__Input material__.
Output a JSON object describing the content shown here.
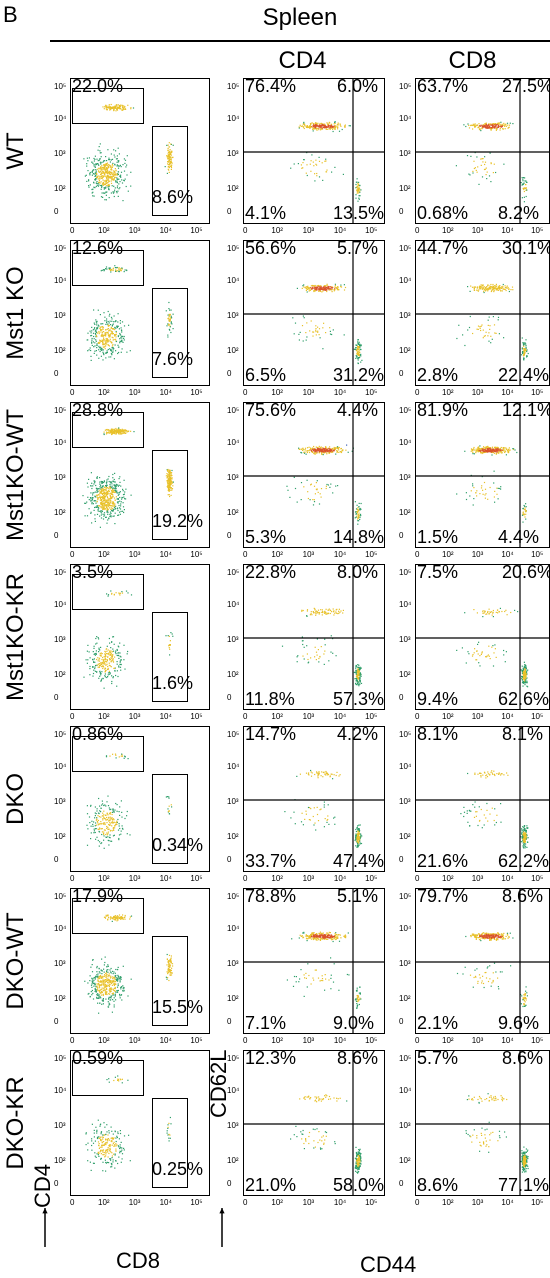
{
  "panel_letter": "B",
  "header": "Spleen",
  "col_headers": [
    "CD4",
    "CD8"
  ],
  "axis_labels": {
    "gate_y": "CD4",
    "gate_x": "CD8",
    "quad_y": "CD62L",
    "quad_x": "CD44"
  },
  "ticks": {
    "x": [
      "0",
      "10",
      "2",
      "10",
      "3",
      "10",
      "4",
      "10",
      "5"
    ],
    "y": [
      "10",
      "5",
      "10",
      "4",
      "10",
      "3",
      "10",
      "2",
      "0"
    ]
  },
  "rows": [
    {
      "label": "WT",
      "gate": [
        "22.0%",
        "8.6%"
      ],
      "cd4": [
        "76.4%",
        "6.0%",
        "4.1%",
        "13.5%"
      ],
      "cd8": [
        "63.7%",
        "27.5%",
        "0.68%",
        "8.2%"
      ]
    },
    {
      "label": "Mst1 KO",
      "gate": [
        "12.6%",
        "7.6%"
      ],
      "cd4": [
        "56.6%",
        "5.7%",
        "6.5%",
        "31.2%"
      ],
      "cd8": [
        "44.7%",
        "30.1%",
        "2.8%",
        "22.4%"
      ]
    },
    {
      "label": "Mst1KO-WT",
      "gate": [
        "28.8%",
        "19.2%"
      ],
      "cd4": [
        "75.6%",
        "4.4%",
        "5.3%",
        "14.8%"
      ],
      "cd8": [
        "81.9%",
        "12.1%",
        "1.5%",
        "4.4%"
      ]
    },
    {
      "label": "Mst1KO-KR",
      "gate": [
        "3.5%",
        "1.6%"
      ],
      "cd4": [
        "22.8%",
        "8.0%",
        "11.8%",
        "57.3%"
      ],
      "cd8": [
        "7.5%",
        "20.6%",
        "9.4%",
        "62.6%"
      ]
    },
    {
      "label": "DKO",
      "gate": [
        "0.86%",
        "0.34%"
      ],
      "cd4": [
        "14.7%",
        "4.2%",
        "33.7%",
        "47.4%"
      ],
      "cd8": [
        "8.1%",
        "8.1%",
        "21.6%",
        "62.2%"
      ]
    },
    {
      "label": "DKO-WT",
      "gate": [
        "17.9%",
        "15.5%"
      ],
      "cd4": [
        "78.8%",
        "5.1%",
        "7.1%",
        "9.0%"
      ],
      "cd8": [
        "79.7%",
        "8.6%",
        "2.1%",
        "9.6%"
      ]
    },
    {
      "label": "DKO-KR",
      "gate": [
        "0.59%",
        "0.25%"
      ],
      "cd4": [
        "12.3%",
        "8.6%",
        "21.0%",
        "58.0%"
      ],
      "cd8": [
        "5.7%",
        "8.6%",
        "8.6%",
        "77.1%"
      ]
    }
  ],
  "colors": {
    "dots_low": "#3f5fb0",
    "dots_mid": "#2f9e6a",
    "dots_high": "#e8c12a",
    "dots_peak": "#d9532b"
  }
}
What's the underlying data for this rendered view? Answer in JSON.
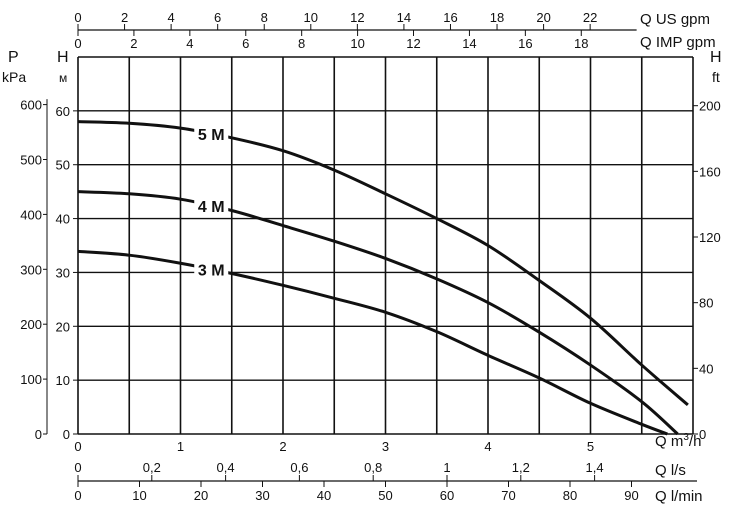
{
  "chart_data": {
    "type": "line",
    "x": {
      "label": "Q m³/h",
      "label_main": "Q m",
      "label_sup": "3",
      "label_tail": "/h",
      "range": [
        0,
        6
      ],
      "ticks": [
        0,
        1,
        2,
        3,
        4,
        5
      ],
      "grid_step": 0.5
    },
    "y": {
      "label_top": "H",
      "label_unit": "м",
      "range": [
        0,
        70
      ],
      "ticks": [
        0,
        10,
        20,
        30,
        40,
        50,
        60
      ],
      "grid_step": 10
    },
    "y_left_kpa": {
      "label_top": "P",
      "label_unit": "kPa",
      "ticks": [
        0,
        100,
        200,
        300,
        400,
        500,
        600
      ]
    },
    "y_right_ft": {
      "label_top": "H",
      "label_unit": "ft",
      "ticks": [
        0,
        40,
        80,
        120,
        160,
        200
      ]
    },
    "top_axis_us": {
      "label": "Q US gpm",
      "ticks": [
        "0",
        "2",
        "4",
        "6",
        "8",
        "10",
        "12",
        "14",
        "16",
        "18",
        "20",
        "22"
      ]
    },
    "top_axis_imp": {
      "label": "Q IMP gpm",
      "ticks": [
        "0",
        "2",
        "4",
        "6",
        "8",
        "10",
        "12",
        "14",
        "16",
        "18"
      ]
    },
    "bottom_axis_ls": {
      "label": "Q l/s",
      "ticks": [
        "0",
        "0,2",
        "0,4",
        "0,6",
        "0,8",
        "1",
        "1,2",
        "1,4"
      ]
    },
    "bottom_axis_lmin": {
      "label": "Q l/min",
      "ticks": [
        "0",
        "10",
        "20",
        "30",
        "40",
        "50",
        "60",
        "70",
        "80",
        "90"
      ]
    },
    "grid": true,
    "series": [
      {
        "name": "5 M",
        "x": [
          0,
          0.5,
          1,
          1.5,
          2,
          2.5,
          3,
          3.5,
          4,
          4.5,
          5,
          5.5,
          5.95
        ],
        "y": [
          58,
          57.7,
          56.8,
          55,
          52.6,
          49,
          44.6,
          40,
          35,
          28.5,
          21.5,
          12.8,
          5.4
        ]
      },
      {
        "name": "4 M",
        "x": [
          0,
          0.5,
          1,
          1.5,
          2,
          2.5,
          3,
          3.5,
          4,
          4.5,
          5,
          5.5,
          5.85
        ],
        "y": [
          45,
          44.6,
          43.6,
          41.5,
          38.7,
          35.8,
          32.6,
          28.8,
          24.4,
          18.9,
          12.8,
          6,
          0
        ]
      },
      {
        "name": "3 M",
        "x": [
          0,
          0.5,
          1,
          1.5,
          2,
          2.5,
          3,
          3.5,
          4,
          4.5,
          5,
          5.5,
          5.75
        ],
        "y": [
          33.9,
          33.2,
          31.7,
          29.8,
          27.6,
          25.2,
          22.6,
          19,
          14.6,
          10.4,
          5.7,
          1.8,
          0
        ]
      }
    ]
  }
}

==

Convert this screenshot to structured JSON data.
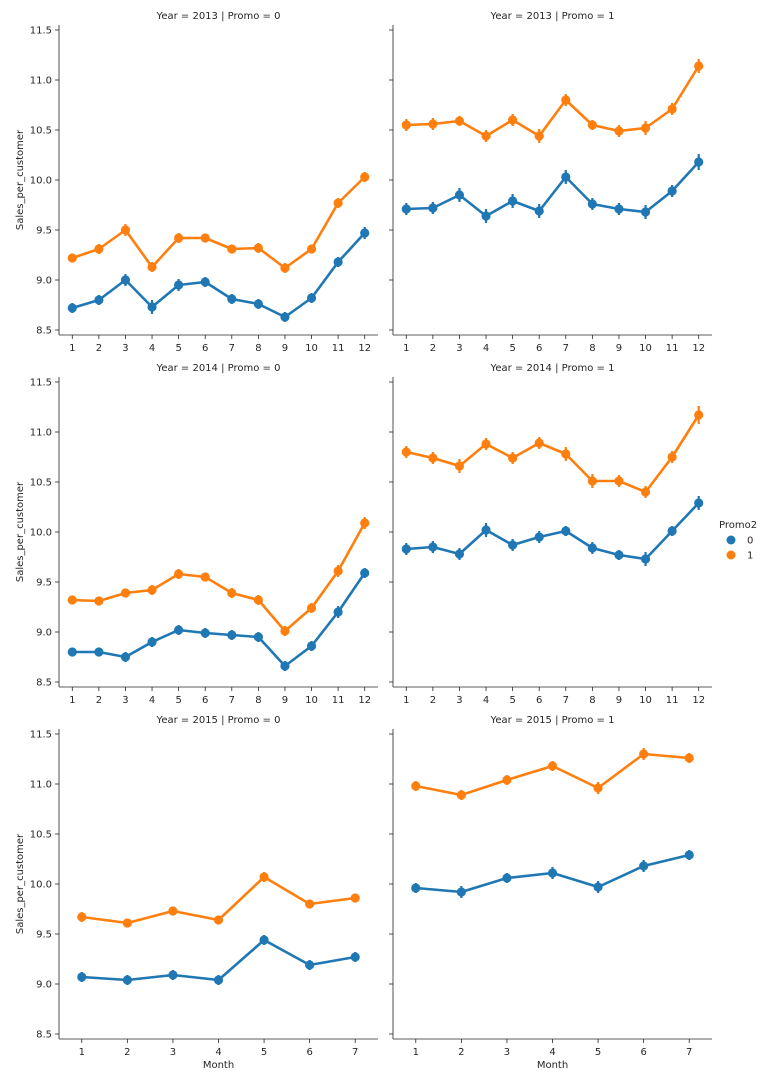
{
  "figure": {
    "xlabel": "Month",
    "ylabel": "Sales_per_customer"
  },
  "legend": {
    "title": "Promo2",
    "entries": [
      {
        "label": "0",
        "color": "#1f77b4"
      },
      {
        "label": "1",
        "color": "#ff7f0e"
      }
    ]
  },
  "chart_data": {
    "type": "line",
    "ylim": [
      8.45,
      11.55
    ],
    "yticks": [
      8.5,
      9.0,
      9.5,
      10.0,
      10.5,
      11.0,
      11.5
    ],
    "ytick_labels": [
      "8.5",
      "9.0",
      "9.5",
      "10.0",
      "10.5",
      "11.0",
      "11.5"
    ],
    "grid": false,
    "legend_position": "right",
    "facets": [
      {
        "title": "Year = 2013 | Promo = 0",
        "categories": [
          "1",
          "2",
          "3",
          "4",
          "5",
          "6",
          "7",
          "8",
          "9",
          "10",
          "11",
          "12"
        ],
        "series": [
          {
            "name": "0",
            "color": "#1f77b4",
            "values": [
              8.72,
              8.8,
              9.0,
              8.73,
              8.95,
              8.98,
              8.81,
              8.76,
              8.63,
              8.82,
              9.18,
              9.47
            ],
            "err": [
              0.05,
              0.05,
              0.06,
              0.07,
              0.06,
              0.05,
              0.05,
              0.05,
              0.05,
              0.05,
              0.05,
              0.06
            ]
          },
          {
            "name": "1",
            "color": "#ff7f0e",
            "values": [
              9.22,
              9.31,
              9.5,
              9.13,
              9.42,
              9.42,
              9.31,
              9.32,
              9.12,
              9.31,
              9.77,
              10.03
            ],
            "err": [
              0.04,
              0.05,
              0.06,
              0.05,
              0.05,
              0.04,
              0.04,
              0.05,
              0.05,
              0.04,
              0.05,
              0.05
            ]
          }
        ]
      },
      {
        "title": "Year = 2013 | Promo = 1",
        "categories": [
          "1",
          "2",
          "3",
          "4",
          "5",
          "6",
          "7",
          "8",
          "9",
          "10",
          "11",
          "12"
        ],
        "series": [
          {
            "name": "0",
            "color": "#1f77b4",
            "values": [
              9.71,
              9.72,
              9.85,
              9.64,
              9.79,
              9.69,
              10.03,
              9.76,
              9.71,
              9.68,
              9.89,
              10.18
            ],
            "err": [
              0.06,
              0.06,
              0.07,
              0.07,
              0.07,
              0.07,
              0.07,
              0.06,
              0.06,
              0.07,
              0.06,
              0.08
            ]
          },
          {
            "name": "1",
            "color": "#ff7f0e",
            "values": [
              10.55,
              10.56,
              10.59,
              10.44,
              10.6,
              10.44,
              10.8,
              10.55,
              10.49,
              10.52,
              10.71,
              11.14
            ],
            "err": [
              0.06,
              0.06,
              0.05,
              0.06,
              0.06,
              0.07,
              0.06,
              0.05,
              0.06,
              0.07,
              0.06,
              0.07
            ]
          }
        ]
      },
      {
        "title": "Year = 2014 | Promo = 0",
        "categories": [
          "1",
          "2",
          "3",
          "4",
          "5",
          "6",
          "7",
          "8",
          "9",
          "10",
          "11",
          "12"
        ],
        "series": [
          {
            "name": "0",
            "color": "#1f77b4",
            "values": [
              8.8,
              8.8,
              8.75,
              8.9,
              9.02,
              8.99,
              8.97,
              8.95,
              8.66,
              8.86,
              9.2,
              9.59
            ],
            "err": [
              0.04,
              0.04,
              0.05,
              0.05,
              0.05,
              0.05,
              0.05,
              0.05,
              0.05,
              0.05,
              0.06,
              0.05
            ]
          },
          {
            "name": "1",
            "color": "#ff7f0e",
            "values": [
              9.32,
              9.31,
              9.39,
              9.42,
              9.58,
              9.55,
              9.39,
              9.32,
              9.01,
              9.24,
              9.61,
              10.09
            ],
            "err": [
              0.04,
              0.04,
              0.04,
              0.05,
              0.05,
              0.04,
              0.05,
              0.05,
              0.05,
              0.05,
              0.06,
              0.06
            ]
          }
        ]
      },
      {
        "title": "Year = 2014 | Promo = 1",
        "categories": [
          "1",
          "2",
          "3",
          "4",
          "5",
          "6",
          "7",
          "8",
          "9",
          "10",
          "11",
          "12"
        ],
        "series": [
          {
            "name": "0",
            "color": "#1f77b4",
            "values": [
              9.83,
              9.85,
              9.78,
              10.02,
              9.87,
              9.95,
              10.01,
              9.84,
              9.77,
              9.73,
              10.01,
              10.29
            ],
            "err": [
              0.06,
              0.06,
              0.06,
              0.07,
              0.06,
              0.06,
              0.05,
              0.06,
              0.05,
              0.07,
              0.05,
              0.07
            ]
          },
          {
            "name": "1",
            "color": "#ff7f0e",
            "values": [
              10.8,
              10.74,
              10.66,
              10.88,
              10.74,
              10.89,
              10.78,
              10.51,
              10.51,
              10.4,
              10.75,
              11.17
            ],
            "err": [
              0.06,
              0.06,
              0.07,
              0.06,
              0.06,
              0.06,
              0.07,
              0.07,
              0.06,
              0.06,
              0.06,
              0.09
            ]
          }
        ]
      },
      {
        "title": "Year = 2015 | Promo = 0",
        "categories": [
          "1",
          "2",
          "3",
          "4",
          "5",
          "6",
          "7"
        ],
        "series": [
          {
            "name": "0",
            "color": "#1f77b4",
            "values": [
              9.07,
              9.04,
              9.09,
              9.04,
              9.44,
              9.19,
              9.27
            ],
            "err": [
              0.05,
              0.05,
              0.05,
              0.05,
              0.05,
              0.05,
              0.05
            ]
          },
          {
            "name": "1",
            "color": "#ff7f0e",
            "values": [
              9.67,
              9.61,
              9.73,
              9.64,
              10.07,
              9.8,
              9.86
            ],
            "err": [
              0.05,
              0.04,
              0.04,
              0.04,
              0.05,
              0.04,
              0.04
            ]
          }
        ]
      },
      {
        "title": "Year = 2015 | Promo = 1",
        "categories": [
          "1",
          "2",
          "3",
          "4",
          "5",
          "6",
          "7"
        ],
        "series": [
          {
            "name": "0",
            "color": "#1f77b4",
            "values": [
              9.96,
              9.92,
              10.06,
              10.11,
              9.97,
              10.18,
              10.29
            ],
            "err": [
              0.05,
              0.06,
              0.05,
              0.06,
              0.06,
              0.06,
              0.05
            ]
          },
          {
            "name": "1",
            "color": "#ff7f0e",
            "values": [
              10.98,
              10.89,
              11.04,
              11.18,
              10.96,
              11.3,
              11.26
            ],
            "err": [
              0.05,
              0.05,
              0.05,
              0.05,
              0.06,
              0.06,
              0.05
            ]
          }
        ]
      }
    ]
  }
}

==

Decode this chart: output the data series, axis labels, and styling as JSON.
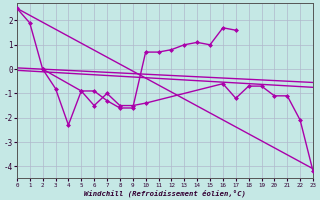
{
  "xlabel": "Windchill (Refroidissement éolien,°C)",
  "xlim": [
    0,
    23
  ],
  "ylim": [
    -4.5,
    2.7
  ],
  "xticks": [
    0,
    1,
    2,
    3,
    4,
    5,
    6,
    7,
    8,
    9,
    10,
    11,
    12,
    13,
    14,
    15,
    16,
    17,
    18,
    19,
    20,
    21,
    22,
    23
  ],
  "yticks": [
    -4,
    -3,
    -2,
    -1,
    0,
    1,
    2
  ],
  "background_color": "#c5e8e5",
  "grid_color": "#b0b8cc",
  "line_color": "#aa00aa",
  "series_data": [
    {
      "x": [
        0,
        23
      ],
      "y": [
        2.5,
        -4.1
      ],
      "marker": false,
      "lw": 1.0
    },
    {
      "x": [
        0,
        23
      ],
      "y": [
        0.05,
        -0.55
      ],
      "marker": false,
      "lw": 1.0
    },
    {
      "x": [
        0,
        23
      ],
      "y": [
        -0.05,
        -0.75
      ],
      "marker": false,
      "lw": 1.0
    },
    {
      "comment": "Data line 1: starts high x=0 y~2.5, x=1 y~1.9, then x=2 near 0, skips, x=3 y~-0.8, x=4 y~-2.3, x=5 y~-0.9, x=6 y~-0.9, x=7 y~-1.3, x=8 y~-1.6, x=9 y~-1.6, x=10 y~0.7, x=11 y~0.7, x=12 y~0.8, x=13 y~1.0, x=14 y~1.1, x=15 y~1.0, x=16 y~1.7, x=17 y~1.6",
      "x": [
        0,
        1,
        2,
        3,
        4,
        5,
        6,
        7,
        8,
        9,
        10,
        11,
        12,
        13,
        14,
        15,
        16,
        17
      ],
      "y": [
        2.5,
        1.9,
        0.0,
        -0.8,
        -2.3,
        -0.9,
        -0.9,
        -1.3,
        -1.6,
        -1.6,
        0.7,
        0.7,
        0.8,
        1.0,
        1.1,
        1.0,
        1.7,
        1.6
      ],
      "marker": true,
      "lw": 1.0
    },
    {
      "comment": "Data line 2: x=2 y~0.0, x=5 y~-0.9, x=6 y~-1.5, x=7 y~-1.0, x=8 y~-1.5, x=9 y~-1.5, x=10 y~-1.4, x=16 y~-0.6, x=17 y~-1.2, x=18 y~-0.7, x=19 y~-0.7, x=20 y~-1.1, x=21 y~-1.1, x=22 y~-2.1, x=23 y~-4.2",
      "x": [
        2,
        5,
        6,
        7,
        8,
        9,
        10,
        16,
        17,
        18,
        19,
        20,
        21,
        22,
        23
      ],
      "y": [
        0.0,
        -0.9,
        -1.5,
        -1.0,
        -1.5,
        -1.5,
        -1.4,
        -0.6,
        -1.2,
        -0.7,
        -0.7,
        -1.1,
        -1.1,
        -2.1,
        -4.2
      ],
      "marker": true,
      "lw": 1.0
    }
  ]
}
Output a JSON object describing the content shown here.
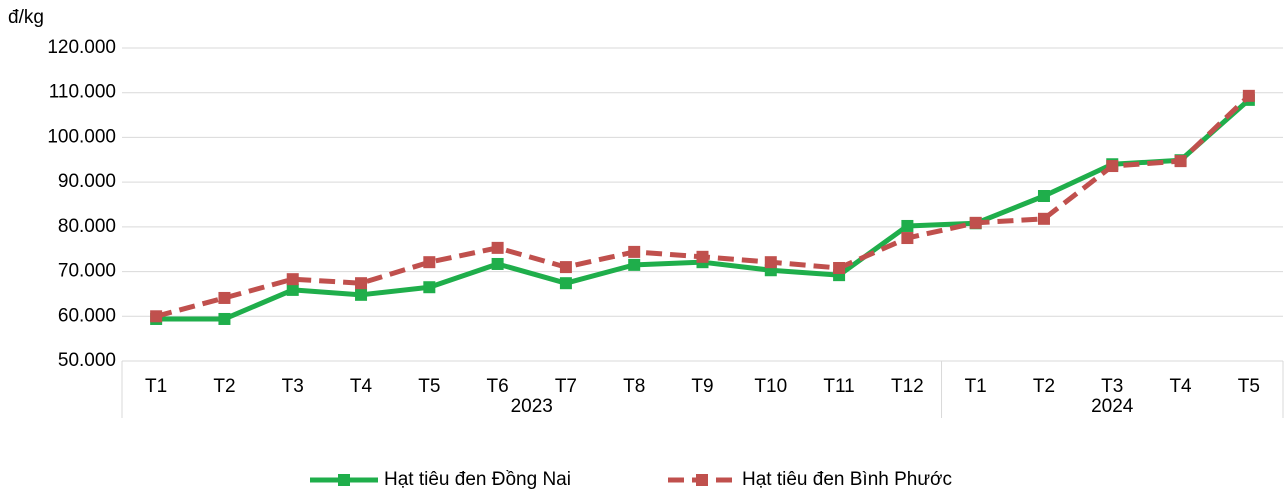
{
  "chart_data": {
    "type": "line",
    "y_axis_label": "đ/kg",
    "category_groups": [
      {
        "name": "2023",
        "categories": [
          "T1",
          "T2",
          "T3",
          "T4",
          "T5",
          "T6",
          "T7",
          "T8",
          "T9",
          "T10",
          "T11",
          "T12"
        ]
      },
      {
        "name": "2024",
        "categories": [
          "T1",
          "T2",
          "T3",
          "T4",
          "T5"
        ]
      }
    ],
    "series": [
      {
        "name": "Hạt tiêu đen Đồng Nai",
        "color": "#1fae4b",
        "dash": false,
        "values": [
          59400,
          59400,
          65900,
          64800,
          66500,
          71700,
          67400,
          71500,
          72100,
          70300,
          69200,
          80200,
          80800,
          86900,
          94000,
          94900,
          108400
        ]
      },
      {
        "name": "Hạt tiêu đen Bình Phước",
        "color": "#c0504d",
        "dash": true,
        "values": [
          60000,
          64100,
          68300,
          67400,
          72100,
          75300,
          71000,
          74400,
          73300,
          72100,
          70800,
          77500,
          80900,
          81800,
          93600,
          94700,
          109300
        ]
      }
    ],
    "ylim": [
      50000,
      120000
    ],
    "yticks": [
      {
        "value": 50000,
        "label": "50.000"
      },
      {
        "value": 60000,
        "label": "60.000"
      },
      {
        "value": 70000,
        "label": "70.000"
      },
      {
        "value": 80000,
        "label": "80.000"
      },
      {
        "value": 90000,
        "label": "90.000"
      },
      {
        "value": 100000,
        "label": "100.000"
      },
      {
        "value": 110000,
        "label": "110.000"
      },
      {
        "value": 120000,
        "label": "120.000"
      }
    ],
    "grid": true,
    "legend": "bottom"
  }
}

__What this task involves__. The word "title" may appear on some lines of these records; state how many such lines there are, and nothing else.

__Exercise solution__. 7